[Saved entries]
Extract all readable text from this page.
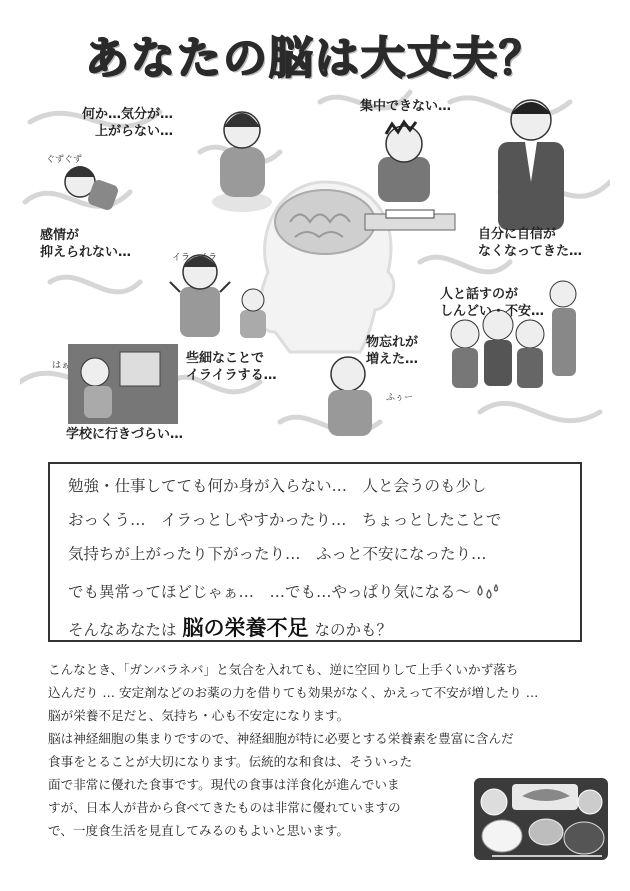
あなたの脳は大丈夫？
何か…気分が…
上がらない…
集中できない…
感情が
抑えられない…
自分に自信が
なくなってきた…
人と話すのが
しんどい・不安…
些細なことで
イライラする…
物忘れが
増えた…
学校に行きづらい…
ぐずぐず
イラ　イラ
はぁ
ふぅー
勉強・仕事してても何か身が入らない…　人と会うのも少し
おっくう…　イラっとしやすかったり…　ちょっとしたことで
気持ちが上がったり下がったり…　ふっと不安になったり…
でも異常ってほどじゃぁ…　…でも…やっぱり気になる～
そんなあなたは 脳の栄養不足 なのかも？
こんなとき、「ガンバラネバ」と気合を入れても、逆に空回りして上手くいかず落ち
込んだり … 安定剤などのお薬の力を借りても効果がなく、かえって不安が増したり …
脳が栄養不足だと、気持ち・心も不安定になります。
脳は神経細胞の集まりですので、神経細胞が特に必要とする栄養素を豊富に含んだ
食事をとることが大切になります。伝統的な和食は、そういった
面で非常に優れた食事です。現代の食事は洋食化が進んでいま
すが、日本人が昔から食べてきたものは非常に優れていますの
で、一度食生活を見直してみるのもよいと思います。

▸ **WORK REQUIRED**
Return each line exactly as written. Any picture gets left out.

▸ **ANSWER TO THIS PROBLEM**
Extract all readable text from this page.
あなたの脳は大丈夫？
何か…気分が…
上がらない…
集中できない…
感情が
抑えられない…
自分に自信が
なくなってきた…
人と話すのが
しんどい・不安…
些細なことで
イライラする…
物忘れが
増えた…
学校に行きづらい…
ぐずぐず
イラ　イラ
はぁ
ふぅー
勉強・仕事してても何か身が入らない…　人と会うのも少し
おっくう…　イラっとしやすかったり…　ちょっとしたことで
気持ちが上がったり下がったり…　ふっと不安になったり…
でも異常ってほどじゃぁ…　…でも…やっぱり気になる～
そんなあなたは 脳の栄養不足 なのかも？
こんなとき、「ガンバラネバ」と気合を入れても、逆に空回りして上手くいかず落ち
込んだり … 安定剤などのお薬の力を借りても効果がなく、かえって不安が増したり …
脳が栄養不足だと、気持ち・心も不安定になります。
脳は神経細胞の集まりですので、神経細胞が特に必要とする栄養素を豊富に含んだ
食事をとることが大切になります。伝統的な和食は、そういった
面で非常に優れた食事です。現代の食事は洋食化が進んでいま
すが、日本人が昔から食べてきたものは非常に優れていますの
で、一度食生活を見直してみるのもよいと思います。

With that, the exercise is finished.